Each line below should be quoted exactly, please.

— start of Task material —

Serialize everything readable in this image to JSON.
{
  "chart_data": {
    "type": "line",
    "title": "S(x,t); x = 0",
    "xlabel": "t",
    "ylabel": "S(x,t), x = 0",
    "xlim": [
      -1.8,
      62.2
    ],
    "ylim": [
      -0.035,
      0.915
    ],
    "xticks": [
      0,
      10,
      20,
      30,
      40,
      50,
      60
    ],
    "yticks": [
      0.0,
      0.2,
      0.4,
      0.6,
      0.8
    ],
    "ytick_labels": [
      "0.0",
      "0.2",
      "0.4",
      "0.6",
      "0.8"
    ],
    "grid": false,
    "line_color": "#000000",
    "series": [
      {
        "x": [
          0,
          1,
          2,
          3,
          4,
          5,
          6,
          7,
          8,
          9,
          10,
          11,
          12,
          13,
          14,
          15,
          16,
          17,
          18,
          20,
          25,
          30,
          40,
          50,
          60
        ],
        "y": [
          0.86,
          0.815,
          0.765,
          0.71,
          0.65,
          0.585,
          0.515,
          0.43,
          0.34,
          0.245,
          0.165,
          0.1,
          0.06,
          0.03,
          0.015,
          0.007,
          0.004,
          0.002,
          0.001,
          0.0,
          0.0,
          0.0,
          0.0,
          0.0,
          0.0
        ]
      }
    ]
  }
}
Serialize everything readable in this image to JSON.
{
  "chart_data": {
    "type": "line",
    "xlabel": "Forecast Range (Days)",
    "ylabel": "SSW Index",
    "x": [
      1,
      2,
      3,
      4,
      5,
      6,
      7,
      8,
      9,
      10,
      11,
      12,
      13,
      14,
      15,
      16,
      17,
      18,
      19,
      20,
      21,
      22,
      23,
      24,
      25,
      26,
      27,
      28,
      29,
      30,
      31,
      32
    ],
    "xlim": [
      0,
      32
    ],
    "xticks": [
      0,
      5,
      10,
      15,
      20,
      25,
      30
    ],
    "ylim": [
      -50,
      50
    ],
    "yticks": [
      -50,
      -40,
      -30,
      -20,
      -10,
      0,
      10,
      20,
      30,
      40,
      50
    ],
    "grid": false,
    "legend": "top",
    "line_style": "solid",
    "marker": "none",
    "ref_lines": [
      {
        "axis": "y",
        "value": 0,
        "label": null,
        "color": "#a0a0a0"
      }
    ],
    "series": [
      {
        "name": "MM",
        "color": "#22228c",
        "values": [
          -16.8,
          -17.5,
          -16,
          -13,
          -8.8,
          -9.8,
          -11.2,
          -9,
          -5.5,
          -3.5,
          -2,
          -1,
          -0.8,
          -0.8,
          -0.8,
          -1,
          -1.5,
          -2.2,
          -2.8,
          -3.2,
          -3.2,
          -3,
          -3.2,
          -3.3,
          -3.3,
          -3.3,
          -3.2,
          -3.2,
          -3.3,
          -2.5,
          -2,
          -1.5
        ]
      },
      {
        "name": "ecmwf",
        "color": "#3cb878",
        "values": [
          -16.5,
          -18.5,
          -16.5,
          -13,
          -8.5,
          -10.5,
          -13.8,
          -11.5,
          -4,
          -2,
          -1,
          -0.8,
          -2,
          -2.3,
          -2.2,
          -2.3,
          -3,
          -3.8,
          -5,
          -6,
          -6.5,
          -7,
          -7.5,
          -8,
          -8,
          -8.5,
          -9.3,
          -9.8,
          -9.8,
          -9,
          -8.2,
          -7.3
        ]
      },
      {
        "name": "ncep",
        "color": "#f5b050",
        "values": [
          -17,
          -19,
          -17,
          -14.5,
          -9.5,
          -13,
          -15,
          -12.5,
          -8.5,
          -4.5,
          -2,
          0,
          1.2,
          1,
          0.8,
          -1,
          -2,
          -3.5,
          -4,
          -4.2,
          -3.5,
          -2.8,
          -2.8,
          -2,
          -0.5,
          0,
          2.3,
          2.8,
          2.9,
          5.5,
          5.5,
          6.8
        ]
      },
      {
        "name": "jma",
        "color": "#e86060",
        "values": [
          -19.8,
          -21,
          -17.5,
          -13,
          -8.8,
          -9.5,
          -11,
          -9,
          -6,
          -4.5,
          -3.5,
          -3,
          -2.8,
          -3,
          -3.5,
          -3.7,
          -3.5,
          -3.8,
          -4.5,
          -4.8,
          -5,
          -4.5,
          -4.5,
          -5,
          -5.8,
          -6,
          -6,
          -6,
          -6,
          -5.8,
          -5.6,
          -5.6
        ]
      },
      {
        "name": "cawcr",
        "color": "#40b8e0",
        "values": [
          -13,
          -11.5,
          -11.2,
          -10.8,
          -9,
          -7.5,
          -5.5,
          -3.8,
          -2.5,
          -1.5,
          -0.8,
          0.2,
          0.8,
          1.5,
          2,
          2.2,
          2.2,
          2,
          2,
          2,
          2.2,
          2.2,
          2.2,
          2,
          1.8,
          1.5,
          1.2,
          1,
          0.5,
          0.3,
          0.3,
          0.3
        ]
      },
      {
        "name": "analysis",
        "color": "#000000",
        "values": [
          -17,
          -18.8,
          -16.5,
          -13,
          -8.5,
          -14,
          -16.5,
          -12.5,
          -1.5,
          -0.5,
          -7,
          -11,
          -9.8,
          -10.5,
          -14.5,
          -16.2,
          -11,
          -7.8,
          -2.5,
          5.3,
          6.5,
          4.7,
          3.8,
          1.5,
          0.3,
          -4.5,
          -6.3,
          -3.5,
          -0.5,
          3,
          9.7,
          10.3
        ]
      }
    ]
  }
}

— end of Task material —

• _Answer in full_
Serialize everything readable in this image to JSON.
{
  "chart_data": {
    "type": "line",
    "title": "S(x,t); x = 0",
    "xlabel": "t",
    "ylabel": "S(x,t), x = 0",
    "xlim": [
      -1.8,
      62.2
    ],
    "ylim": [
      -0.035,
      0.915
    ],
    "xticks": [
      0,
      10,
      20,
      30,
      40,
      50,
      60
    ],
    "yticks": [
      0.0,
      0.2,
      0.4,
      0.6,
      0.8
    ],
    "ytick_labels": [
      "0.0",
      "0.2",
      "0.4",
      "0.6",
      "0.8"
    ],
    "grid": false,
    "line_color": "#000000",
    "series": [
      {
        "x": [
          0,
          1,
          2,
          3,
          4,
          5,
          6,
          7,
          8,
          9,
          10,
          11,
          12,
          13,
          14,
          15,
          16,
          17,
          18,
          20,
          25,
          30,
          40,
          50,
          60
        ],
        "y": [
          0.86,
          0.815,
          0.765,
          0.71,
          0.65,
          0.585,
          0.515,
          0.43,
          0.34,
          0.245,
          0.165,
          0.1,
          0.06,
          0.03,
          0.015,
          0.007,
          0.004,
          0.002,
          0.001,
          0.0,
          0.0,
          0.0,
          0.0,
          0.0,
          0.0
        ]
      }
    ]
  }
}
Serialize everything readable in this image to JSON.
{
  "chart_data": {
    "type": "line",
    "xlabel": "Forecast Range (Days)",
    "ylabel": "SSW Index",
    "x": [
      1,
      2,
      3,
      4,
      5,
      6,
      7,
      8,
      9,
      10,
      11,
      12,
      13,
      14,
      15,
      16,
      17,
      18,
      19,
      20,
      21,
      22,
      23,
      24,
      25,
      26,
      27,
      28,
      29,
      30,
      31,
      32
    ],
    "xlim": [
      0,
      32
    ],
    "xticks": [
      0,
      5,
      10,
      15,
      20,
      25,
      30
    ],
    "ylim": [
      -50,
      50
    ],
    "yticks": [
      -50,
      -40,
      -30,
      -20,
      -10,
      0,
      10,
      20,
      30,
      40,
      50
    ],
    "grid": false,
    "legend": "top",
    "line_style": "solid",
    "marker": "none",
    "ref_lines": [
      {
        "axis": "y",
        "value": 0,
        "label": null,
        "color": "#a0a0a0"
      }
    ],
    "series": [
      {
        "name": "MM",
        "color": "#22228c",
        "values": [
          -16.8,
          -17.5,
          -16,
          -13,
          -8.8,
          -9.8,
          -11.2,
          -9,
          -5.5,
          -3.5,
          -2,
          -1,
          -0.8,
          -0.8,
          -0.8,
          -1,
          -1.5,
          -2.2,
          -2.8,
          -3.2,
          -3.2,
          -3,
          -3.2,
          -3.3,
          -3.3,
          -3.3,
          -3.2,
          -3.2,
          -3.3,
          -2.5,
          -2,
          -1.5
        ]
      },
      {
        "name": "ecmwf",
        "color": "#3cb878",
        "values": [
          -16.5,
          -18.5,
          -16.5,
          -13,
          -8.5,
          -10.5,
          -13.8,
          -11.5,
          -4,
          -2,
          -1,
          -0.8,
          -2,
          -2.3,
          -2.2,
          -2.3,
          -3,
          -3.8,
          -5,
          -6,
          -6.5,
          -7,
          -7.5,
          -8,
          -8,
          -8.5,
          -9.3,
          -9.8,
          -9.8,
          -9,
          -8.2,
          -7.3
        ]
      },
      {
        "name": "ncep",
        "color": "#f5b050",
        "values": [
          -17,
          -19,
          -17,
          -14.5,
          -9.5,
          -13,
          -15,
          -12.5,
          -8.5,
          -4.5,
          -2,
          0,
          1.2,
          1,
          0.8,
          -1,
          -2,
          -3.5,
          -4,
          -4.2,
          -3.5,
          -2.8,
          -2.8,
          -2,
          -0.5,
          0,
          2.3,
          2.8,
          2.9,
          5.5,
          5.5,
          6.8
        ]
      },
      {
        "name": "jma",
        "color": "#e86060",
        "values": [
          -19.8,
          -21,
          -17.5,
          -13,
          -8.8,
          -9.5,
          -11,
          -9,
          -6,
          -4.5,
          -3.5,
          -3,
          -2.8,
          -3,
          -3.5,
          -3.7,
          -3.5,
          -3.8,
          -4.5,
          -4.8,
          -5,
          -4.5,
          -4.5,
          -5,
          -5.8,
          -6,
          -6,
          -6,
          -6,
          -5.8,
          -5.6,
          -5.6
        ]
      },
      {
        "name": "cawcr",
        "color": "#40b8e0",
        "values": [
          -13,
          -11.5,
          -11.2,
          -10.8,
          -9,
          -7.5,
          -5.5,
          -3.8,
          -2.5,
          -1.5,
          -0.8,
          0.2,
          0.8,
          1.5,
          2,
          2.2,
          2.2,
          2,
          2,
          2,
          2.2,
          2.2,
          2.2,
          2,
          1.8,
          1.5,
          1.2,
          1,
          0.5,
          0.3,
          0.3,
          0.3
        ]
      },
      {
        "name": "analysis",
        "color": "#000000",
        "values": [
          -17,
          -18.8,
          -16.5,
          -13,
          -8.5,
          -14,
          -16.5,
          -12.5,
          -1.5,
          -0.5,
          -7,
          -11,
          -9.8,
          -10.5,
          -14.5,
          -16.2,
          -11,
          -7.8,
          -2.5,
          5.3,
          6.5,
          4.7,
          3.8,
          1.5,
          0.3,
          -4.5,
          -6.3,
          -3.5,
          -0.5,
          3,
          9.7,
          10.3
        ]
      }
    ]
  }
}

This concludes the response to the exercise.